_PROVIDED RECORDS_.
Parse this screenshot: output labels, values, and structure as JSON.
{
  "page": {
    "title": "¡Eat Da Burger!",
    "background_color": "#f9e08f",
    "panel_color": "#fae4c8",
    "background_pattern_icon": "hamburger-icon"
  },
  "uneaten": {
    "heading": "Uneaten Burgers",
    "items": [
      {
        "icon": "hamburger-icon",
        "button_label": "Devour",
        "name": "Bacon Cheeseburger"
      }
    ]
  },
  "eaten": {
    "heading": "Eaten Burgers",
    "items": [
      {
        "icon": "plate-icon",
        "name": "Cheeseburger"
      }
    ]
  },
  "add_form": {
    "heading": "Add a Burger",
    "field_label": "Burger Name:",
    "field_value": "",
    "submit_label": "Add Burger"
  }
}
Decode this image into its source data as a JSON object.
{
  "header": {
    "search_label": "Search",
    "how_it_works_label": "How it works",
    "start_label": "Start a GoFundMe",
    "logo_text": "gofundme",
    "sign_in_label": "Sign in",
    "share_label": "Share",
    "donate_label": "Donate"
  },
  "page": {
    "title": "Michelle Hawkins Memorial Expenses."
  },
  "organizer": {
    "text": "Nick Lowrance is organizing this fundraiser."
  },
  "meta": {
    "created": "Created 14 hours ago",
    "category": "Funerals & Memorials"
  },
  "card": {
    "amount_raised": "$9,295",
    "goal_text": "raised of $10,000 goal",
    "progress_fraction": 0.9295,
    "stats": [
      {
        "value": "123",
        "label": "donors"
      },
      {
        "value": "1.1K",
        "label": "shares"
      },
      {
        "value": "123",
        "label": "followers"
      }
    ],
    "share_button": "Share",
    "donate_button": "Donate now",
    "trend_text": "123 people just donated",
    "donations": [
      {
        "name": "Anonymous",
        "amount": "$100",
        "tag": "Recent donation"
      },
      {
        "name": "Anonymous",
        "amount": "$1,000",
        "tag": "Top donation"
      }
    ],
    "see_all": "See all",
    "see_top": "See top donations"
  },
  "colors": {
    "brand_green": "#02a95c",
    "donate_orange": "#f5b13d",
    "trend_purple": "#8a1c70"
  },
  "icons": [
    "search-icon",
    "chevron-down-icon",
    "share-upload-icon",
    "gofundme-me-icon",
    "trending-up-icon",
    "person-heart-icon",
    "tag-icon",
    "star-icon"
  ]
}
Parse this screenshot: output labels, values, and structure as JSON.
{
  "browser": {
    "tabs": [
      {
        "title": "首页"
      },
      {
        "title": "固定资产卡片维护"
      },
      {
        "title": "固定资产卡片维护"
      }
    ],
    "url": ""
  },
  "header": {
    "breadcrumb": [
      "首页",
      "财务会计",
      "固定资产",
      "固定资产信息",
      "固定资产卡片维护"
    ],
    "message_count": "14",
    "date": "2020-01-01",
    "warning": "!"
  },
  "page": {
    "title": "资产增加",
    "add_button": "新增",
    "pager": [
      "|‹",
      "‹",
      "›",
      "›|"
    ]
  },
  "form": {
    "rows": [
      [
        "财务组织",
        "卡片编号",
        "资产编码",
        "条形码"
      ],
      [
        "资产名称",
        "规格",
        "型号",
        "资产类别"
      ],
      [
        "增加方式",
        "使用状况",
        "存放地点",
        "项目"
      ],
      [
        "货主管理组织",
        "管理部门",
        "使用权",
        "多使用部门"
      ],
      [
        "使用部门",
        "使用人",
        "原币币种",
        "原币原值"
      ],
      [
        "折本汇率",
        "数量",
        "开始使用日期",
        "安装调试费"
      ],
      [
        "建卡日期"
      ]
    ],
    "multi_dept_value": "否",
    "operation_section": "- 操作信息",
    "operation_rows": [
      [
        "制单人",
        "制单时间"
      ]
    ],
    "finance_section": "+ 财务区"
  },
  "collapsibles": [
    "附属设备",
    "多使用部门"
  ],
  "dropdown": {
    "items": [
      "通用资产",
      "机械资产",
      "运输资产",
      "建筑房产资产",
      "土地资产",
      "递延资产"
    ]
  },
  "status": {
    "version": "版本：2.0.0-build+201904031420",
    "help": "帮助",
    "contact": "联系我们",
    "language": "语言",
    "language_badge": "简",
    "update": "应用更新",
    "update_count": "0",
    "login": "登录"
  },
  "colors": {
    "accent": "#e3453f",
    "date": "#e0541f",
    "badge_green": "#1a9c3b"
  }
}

_AIM OF THE EXERCISE_. Extract the complete listing above, reproducing each line exactly.

_COMPLETE RESPONSE_.
Parse this screenshot: output labels, values, and structure as JSON.
{
  "page": {
    "title": "¡Eat Da Burger!",
    "background_color": "#f9e08f",
    "panel_color": "#fae4c8",
    "background_pattern_icon": "hamburger-icon"
  },
  "uneaten": {
    "heading": "Uneaten Burgers",
    "items": [
      {
        "icon": "hamburger-icon",
        "button_label": "Devour",
        "name": "Bacon Cheeseburger"
      }
    ]
  },
  "eaten": {
    "heading": "Eaten Burgers",
    "items": [
      {
        "icon": "plate-icon",
        "name": "Cheeseburger"
      }
    ]
  },
  "add_form": {
    "heading": "Add a Burger",
    "field_label": "Burger Name:",
    "field_value": "",
    "submit_label": "Add Burger"
  }
}
Decode this image into its source data as a JSON object.
{
  "header": {
    "search_label": "Search",
    "how_it_works_label": "How it works",
    "start_label": "Start a GoFundMe",
    "logo_text": "gofundme",
    "sign_in_label": "Sign in",
    "share_label": "Share",
    "donate_label": "Donate"
  },
  "page": {
    "title": "Michelle Hawkins Memorial Expenses."
  },
  "organizer": {
    "text": "Nick Lowrance is organizing this fundraiser."
  },
  "meta": {
    "created": "Created 14 hours ago",
    "category": "Funerals & Memorials"
  },
  "card": {
    "amount_raised": "$9,295",
    "goal_text": "raised of $10,000 goal",
    "progress_fraction": 0.9295,
    "stats": [
      {
        "value": "123",
        "label": "donors"
      },
      {
        "value": "1.1K",
        "label": "shares"
      },
      {
        "value": "123",
        "label": "followers"
      }
    ],
    "share_button": "Share",
    "donate_button": "Donate now",
    "trend_text": "123 people just donated",
    "donations": [
      {
        "name": "Anonymous",
        "amount": "$100",
        "tag": "Recent donation"
      },
      {
        "name": "Anonymous",
        "amount": "$1,000",
        "tag": "Top donation"
      }
    ],
    "see_all": "See all",
    "see_top": "See top donations"
  },
  "colors": {
    "brand_green": "#02a95c",
    "donate_orange": "#f5b13d",
    "trend_purple": "#8a1c70"
  },
  "icons": [
    "search-icon",
    "chevron-down-icon",
    "share-upload-icon",
    "gofundme-me-icon",
    "trending-up-icon",
    "person-heart-icon",
    "tag-icon",
    "star-icon"
  ]
}
Parse this screenshot: output labels, values, and structure as JSON.
{
  "browser": {
    "tabs": [
      {
        "title": "首页"
      },
      {
        "title": "固定资产卡片维护"
      },
      {
        "title": "固定资产卡片维护"
      }
    ],
    "url": ""
  },
  "header": {
    "breadcrumb": [
      "首页",
      "财务会计",
      "固定资产",
      "固定资产信息",
      "固定资产卡片维护"
    ],
    "message_count": "14",
    "date": "2020-01-01",
    "warning": "!"
  },
  "page": {
    "title": "资产增加",
    "add_button": "新增",
    "pager": [
      "|‹",
      "‹",
      "›",
      "›|"
    ]
  },
  "form": {
    "rows": [
      [
        "财务组织",
        "卡片编号",
        "资产编码",
        "条形码"
      ],
      [
        "资产名称",
        "规格",
        "型号",
        "资产类别"
      ],
      [
        "增加方式",
        "使用状况",
        "存放地点",
        "项目"
      ],
      [
        "货主管理组织",
        "管理部门",
        "使用权",
        "多使用部门"
      ],
      [
        "使用部门",
        "使用人",
        "原币币种",
        "原币原值"
      ],
      [
        "折本汇率",
        "数量",
        "开始使用日期",
        "安装调试费"
      ],
      [
        "建卡日期"
      ]
    ],
    "multi_dept_value": "否",
    "operation_section": "- 操作信息",
    "operation_rows": [
      [
        "制单人",
        "制单时间"
      ]
    ],
    "finance_section": "+ 财务区"
  },
  "collapsibles": [
    "附属设备",
    "多使用部门"
  ],
  "dropdown": {
    "items": [
      "通用资产",
      "机械资产",
      "运输资产",
      "建筑房产资产",
      "土地资产",
      "递延资产"
    ]
  },
  "status": {
    "version": "版本：2.0.0-build+201904031420",
    "help": "帮助",
    "contact": "联系我们",
    "language": "语言",
    "language_badge": "简",
    "update": "应用更新",
    "update_count": "0",
    "login": "登录"
  },
  "colors": {
    "accent": "#e3453f",
    "date": "#e0541f",
    "badge_green": "#1a9c3b"
  }
}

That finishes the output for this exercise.